Short exercise:
Emit the data below verbatim, stripping out any pictures.
══ Extracted data ══
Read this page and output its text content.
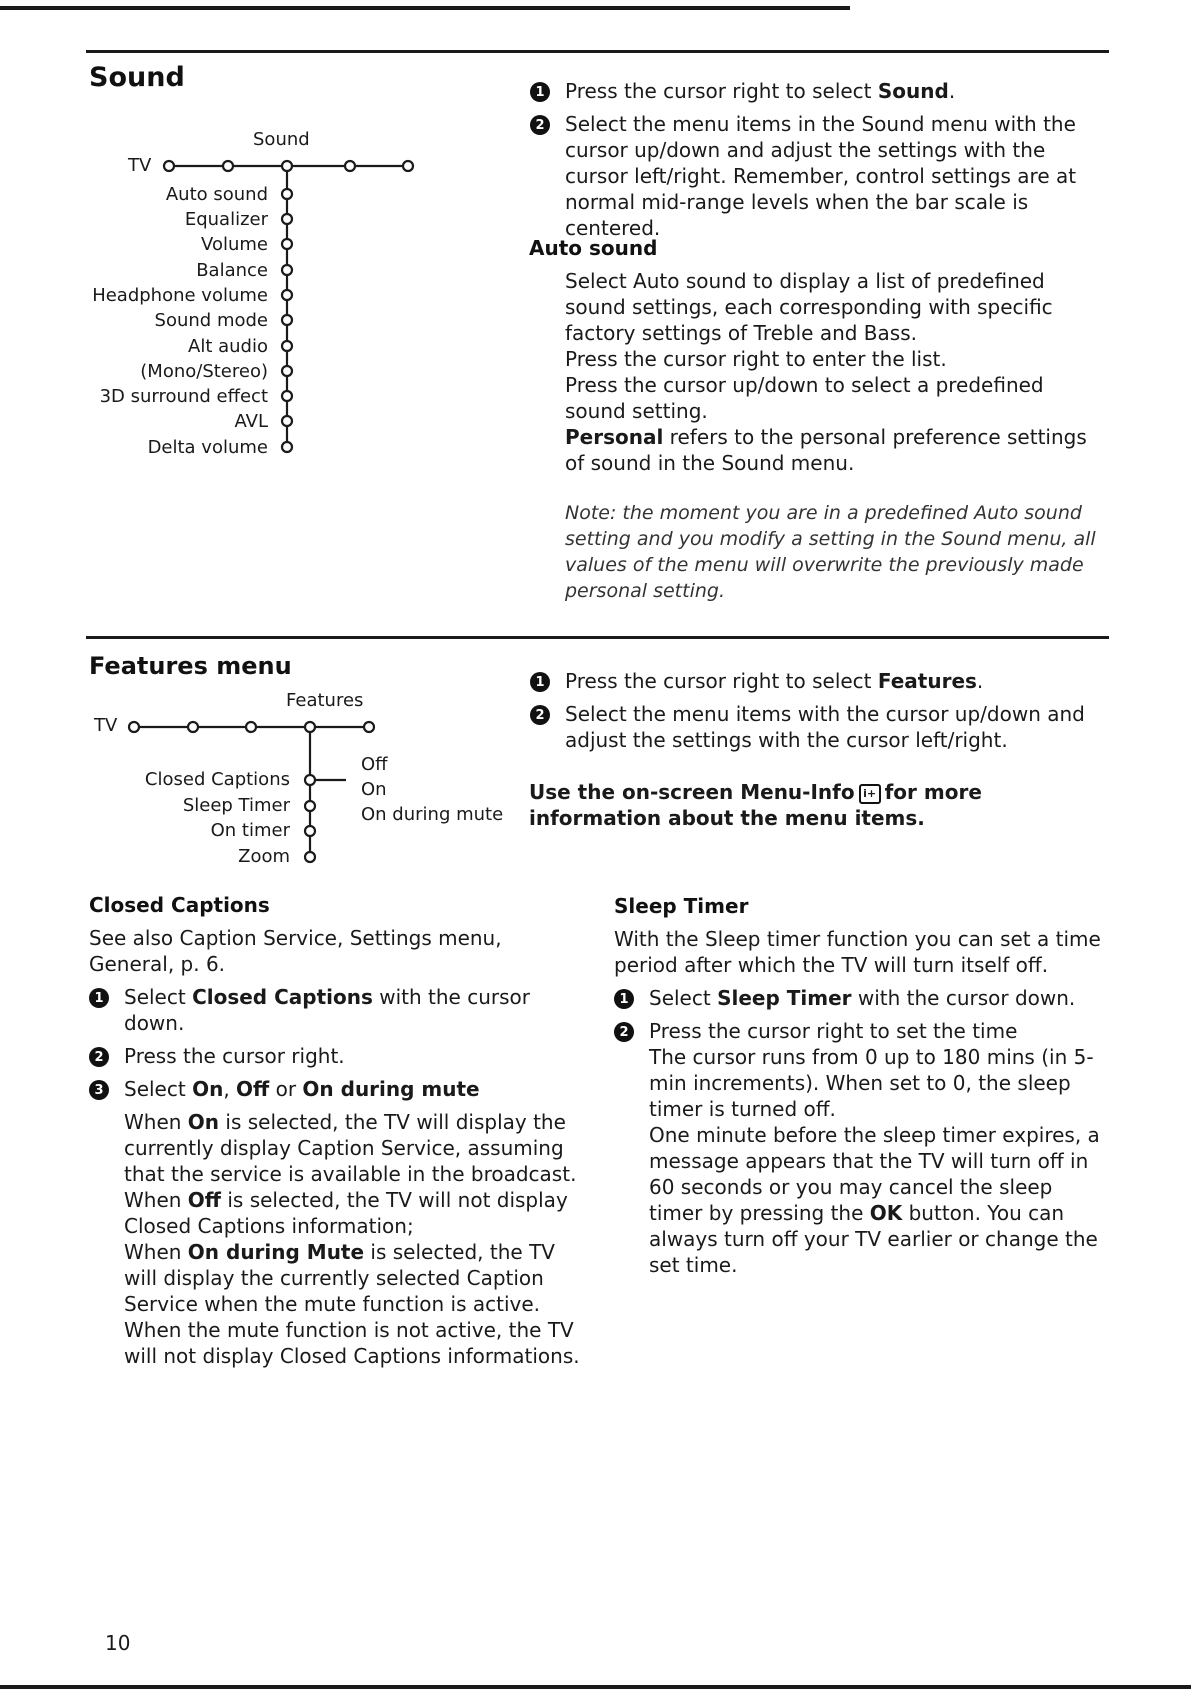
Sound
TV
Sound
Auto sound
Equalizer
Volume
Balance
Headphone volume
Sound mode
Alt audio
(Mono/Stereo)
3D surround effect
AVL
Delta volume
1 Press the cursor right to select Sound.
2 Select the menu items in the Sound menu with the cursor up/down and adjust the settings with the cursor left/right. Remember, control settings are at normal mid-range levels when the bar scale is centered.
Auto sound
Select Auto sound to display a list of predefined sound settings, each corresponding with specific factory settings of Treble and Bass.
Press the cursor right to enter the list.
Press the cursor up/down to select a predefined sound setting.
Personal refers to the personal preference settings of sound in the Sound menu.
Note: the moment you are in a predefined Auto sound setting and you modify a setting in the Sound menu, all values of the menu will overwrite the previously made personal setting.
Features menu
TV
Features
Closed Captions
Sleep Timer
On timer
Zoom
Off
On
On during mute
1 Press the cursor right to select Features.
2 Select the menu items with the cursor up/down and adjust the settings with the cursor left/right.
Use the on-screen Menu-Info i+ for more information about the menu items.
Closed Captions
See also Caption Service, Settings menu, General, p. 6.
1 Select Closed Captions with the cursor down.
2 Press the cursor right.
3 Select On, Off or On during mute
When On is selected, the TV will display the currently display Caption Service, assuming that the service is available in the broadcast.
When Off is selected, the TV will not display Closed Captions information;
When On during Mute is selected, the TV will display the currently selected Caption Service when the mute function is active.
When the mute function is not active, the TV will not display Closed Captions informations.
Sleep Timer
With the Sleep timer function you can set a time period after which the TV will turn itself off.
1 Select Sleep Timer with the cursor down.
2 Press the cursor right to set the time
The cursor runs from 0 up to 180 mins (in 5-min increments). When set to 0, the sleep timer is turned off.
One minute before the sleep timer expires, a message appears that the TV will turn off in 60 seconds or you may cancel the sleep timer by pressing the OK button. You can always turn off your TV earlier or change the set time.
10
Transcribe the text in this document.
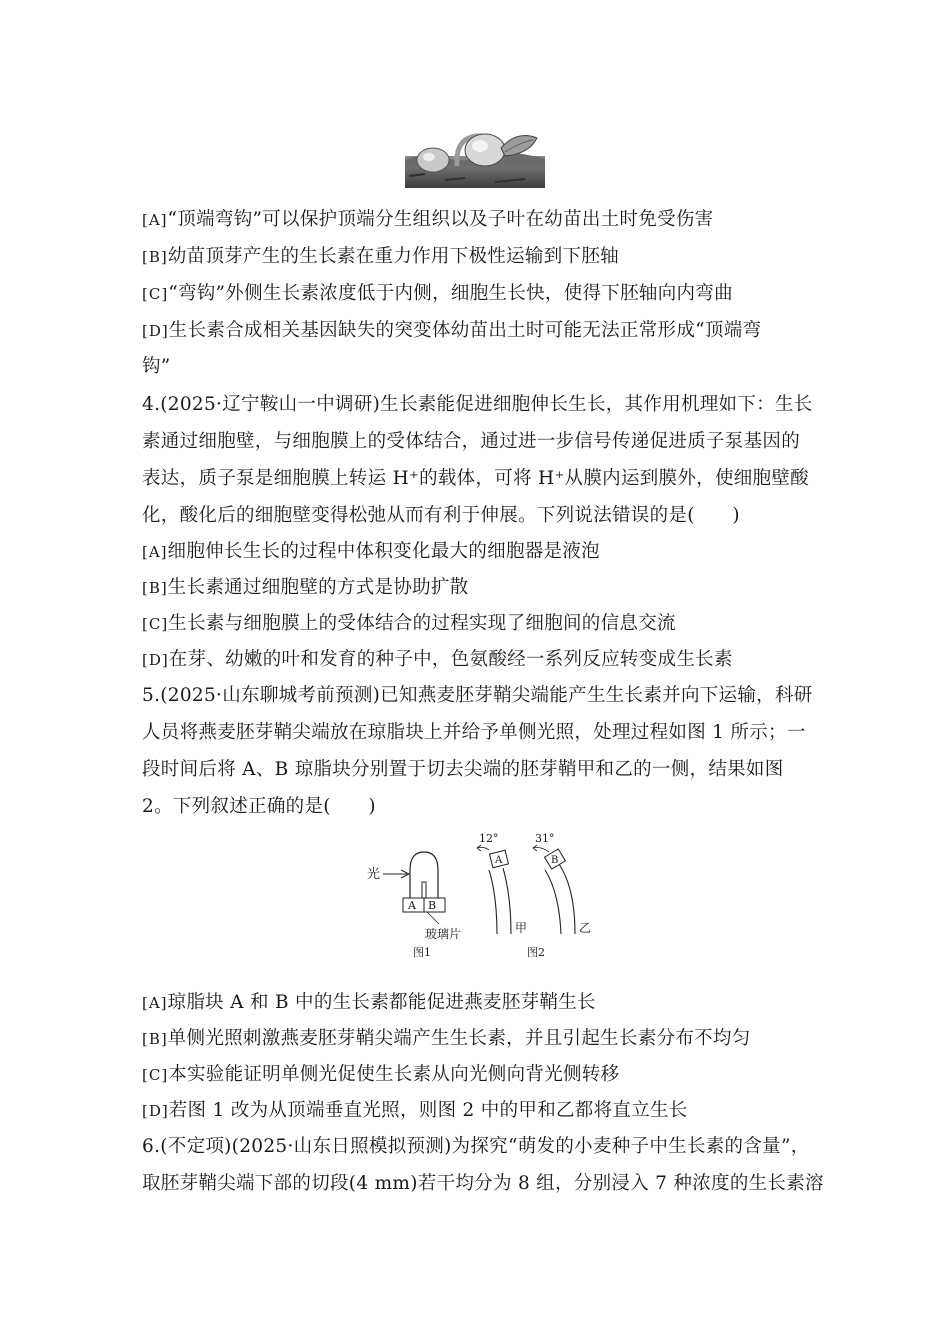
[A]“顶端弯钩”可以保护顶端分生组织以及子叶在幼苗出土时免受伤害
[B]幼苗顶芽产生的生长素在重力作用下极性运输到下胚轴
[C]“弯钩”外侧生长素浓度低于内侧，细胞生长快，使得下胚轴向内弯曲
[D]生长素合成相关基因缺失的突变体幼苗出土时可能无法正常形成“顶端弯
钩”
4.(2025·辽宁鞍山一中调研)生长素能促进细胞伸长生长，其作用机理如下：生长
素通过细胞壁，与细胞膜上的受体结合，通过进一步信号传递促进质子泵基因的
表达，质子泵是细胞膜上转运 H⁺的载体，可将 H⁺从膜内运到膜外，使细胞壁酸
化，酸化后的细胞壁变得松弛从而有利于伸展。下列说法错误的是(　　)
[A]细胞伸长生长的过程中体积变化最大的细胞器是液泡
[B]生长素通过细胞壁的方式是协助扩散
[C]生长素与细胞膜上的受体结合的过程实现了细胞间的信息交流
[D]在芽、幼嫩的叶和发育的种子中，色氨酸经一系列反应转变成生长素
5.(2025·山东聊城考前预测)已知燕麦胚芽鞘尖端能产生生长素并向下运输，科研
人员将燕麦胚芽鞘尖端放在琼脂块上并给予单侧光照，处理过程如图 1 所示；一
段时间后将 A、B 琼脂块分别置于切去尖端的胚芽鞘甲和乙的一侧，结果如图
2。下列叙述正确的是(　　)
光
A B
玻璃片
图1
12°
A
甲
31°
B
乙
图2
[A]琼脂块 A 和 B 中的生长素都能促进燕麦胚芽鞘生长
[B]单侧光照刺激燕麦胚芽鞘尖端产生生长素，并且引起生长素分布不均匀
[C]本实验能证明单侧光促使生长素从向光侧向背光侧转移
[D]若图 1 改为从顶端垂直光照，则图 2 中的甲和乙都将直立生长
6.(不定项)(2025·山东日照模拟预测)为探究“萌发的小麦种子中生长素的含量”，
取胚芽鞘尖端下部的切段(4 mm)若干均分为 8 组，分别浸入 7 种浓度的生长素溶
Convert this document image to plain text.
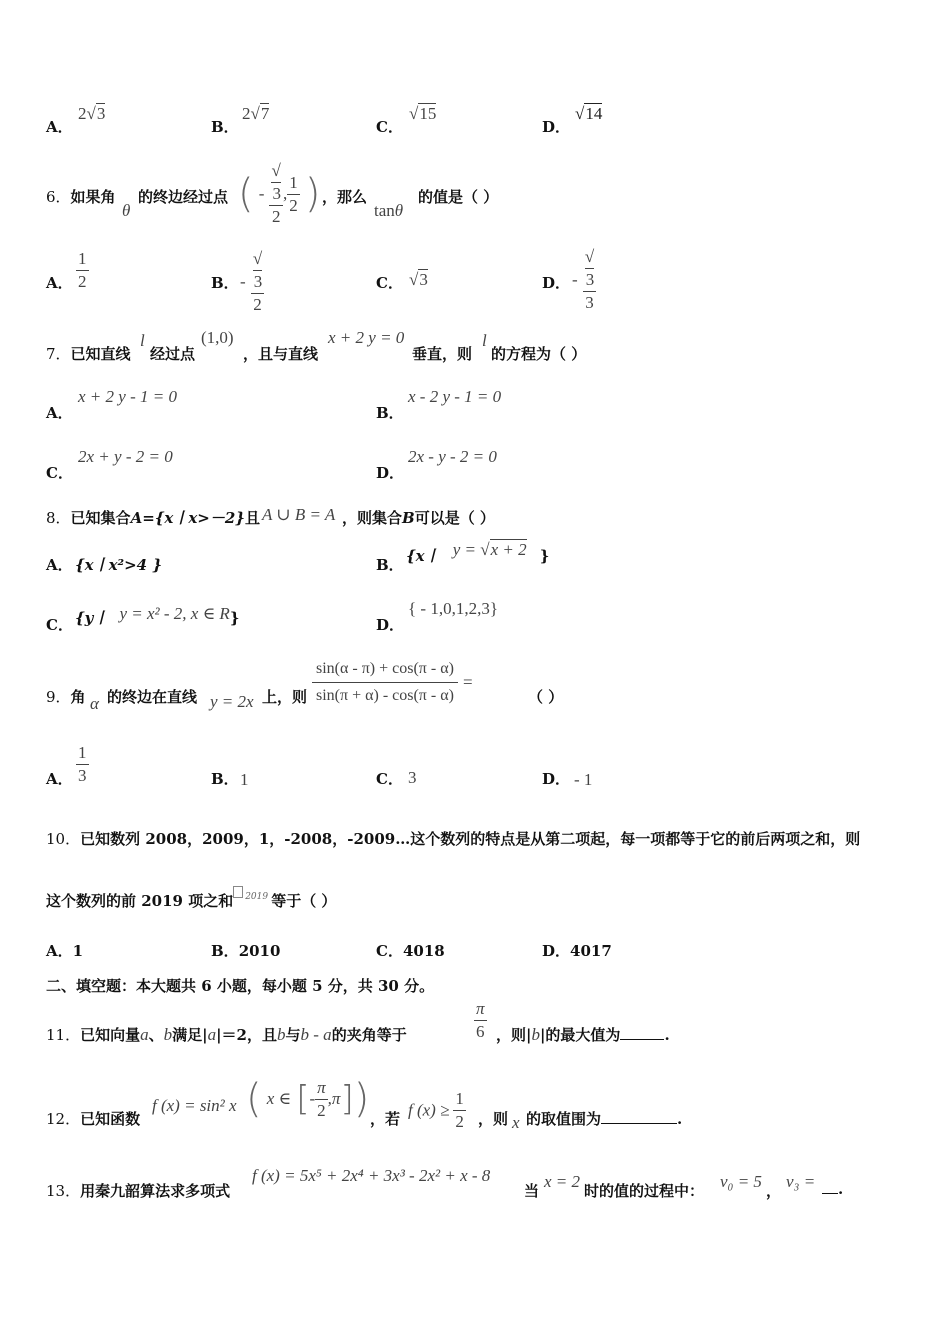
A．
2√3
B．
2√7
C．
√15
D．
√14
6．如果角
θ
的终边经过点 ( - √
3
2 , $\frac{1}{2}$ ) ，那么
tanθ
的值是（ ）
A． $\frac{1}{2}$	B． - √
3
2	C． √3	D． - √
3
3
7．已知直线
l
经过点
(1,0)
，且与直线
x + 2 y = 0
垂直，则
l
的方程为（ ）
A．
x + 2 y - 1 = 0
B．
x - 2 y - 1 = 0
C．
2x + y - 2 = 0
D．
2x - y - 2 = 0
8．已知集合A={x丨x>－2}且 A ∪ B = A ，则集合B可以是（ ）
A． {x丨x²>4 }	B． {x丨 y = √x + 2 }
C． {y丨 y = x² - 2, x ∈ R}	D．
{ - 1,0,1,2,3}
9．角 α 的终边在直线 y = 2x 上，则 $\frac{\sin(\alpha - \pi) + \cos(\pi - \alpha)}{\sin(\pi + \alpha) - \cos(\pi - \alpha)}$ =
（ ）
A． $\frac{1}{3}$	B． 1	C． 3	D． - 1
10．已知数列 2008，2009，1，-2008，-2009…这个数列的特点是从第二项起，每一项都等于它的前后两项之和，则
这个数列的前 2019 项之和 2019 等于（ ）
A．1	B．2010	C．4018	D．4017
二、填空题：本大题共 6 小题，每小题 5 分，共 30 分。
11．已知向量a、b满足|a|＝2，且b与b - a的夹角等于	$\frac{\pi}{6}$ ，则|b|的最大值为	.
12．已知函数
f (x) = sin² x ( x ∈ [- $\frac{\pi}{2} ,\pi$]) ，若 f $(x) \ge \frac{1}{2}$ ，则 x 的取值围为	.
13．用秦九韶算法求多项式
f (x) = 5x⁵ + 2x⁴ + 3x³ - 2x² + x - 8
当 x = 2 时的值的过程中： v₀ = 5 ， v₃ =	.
═══
Reply:
Read this page and output its text content.
Sound
TV
Sound
Auto sound
Equalizer
Volume
Balance
Headphone volume
Sound mode
Alt audio
(Mono/Stereo)
3D surround effect
AVL
Delta volume
1 Press the cursor right to select Sound.
2 Select the menu items in the Sound menu with the cursor up/down and adjust the settings with the cursor left/right. Remember, control settings are at normal mid-range levels when the bar scale is centered.
Auto sound
Select Auto sound to display a list of predefined sound settings, each corresponding with specific factory settings of Treble and Bass.
Press the cursor right to enter the list.
Press the cursor up/down to select a predefined sound setting.
Personal refers to the personal preference settings of sound in the Sound menu.
Note: the moment you are in a predefined Auto sound setting and you modify a setting in the Sound menu, all values of the menu will overwrite the previously made personal setting.
Features menu
TV
Features
Closed Captions
Sleep Timer
On timer
Zoom
Off
On
On during mute
1 Press the cursor right to select Features.
2 Select the menu items with the cursor up/down and adjust the settings with the cursor left/right.
Use the on-screen Menu-Info i+ for more information about the menu items.
Closed Captions
See also Caption Service, Settings menu, General, p. 6.
1 Select Closed Captions with the cursor down.
2 Press the cursor right.
3 Select On, Off or On during mute
When On is selected, the TV will display the currently display Caption Service, assuming that the service is available in the broadcast.
When Off is selected, the TV will not display Closed Captions information;
When On during Mute is selected, the TV will display the currently selected Caption Service when the mute function is active.
When the mute function is not active, the TV will not display Closed Captions informations.
Sleep Timer
With the Sleep timer function you can set a time period after which the TV will turn itself off.
1 Select Sleep Timer with the cursor down.
2 Press the cursor right to set the time
The cursor runs from 0 up to 180 mins (in 5-min increments). When set to 0, the sleep timer is turned off.
One minute before the sleep timer expires, a message appears that the TV will turn off in 60 seconds or you may cancel the sleep timer by pressing the OK button. You can always turn off your TV earlier or change the set time.
10
Transcribe the text in this document.
[A]“顶端弯钩”可以保护顶端分生组织以及子叶在幼苗出土时免受伤害
[B]幼苗顶芽产生的生长素在重力作用下极性运输到下胚轴
[C]“弯钩”外侧生长素浓度低于内侧，细胞生长快，使得下胚轴向内弯曲
[D]生长素合成相关基因缺失的突变体幼苗出土时可能无法正常形成“顶端弯
钩”
4.(2025·辽宁鞍山一中调研)生长素能促进细胞伸长生长，其作用机理如下：生长
素通过细胞壁，与细胞膜上的受体结合，通过进一步信号传递促进质子泵基因的
表达，质子泵是细胞膜上转运 H⁺的载体，可将 H⁺从膜内运到膜外，使细胞壁酸
化，酸化后的细胞壁变得松弛从而有利于伸展。下列说法错误的是(　　)
[A]细胞伸长生长的过程中体积变化最大的细胞器是液泡
[B]生长素通过细胞壁的方式是协助扩散
[C]生长素与细胞膜上的受体结合的过程实现了细胞间的信息交流
[D]在芽、幼嫩的叶和发育的种子中，色氨酸经一系列反应转变成生长素
5.(2025·山东聊城考前预测)已知燕麦胚芽鞘尖端能产生生长素并向下运输，科研
人员将燕麦胚芽鞘尖端放在琼脂块上并给予单侧光照，处理过程如图 1 所示；一
段时间后将 A、B 琼脂块分别置于切去尖端的胚芽鞘甲和乙的一侧，结果如图
2。下列叙述正确的是(　　)
光
A B
玻璃片
图1
12°
A
甲
31°
B
乙
图2
[A]琼脂块 A 和 B 中的生长素都能促进燕麦胚芽鞘生长
[B]单侧光照刺激燕麦胚芽鞘尖端产生生长素，并且引起生长素分布不均匀
[C]本实验能证明单侧光促使生长素从向光侧向背光侧转移
[D]若图 1 改为从顶端垂直光照，则图 2 中的甲和乙都将直立生长
6.(不定项)(2025·山东日照模拟预测)为探究“萌发的小麦种子中生长素的含量”，
取胚芽鞘尖端下部的切段(4 mm)若干均分为 8 组，分别浸入 7 种浓度的生长素溶
Convert this document image to plain text.
A．
2√3
B．
2√7
C．
√15
D．
√14
6．如果角
θ
的终边经过点 ( - √
3
2 , $\frac{1}{2}$ ) ，那么
tanθ
的值是（ ）
A． $\frac{1}{2}$	B． - √
3
2	C． √3	D． - √
3
3
7．已知直线
l
经过点
(1,0)
，且与直线
x + 2 y = 0
垂直，则
l
的方程为（ ）
A．
x + 2 y - 1 = 0
B．
x - 2 y - 1 = 0
C．
2x + y - 2 = 0
D．
2x - y - 2 = 0
8．已知集合A={x丨x>－2}且 A ∪ B = A ，则集合B可以是（ ）
A． {x丨x²>4 }	B． {x丨 y = √x + 2 }
C． {y丨 y = x² - 2, x ∈ R}	D．
{ - 1,0,1,2,3}
9．角 α 的终边在直线 y = 2x 上，则 $\frac{\sin(\alpha - \pi) + \cos(\pi - \alpha)}{\sin(\pi + \alpha) - \cos(\pi - \alpha)}$ =
（ ）
A． $\frac{1}{3}$	B． 1	C． 3	D． - 1
10．已知数列 2008，2009，1，-2008，-2009…这个数列的特点是从第二项起，每一项都等于它的前后两项之和，则
这个数列的前 2019 项之和 2019 等于（ ）
A．1	B．2010	C．4018	D．4017
二、填空题：本大题共 6 小题，每小题 5 分，共 30 分。
11．已知向量a、b满足|a|＝2，且b与b - a的夹角等于	$\frac{\pi}{6}$ ，则|b|的最大值为	.
12．已知函数
f (x) = sin² x ( x ∈ [- $\frac{\pi}{2} ,\pi$]) ，若 f $(x) \ge \frac{1}{2}$ ，则 x 的取值围为	.
13．用秦九韶算法求多项式
f (x) = 5x⁵ + 2x⁴ + 3x³ - 2x² + x - 8
当 x = 2 时的值的过程中： v₀ = 5 ， v₃ =	.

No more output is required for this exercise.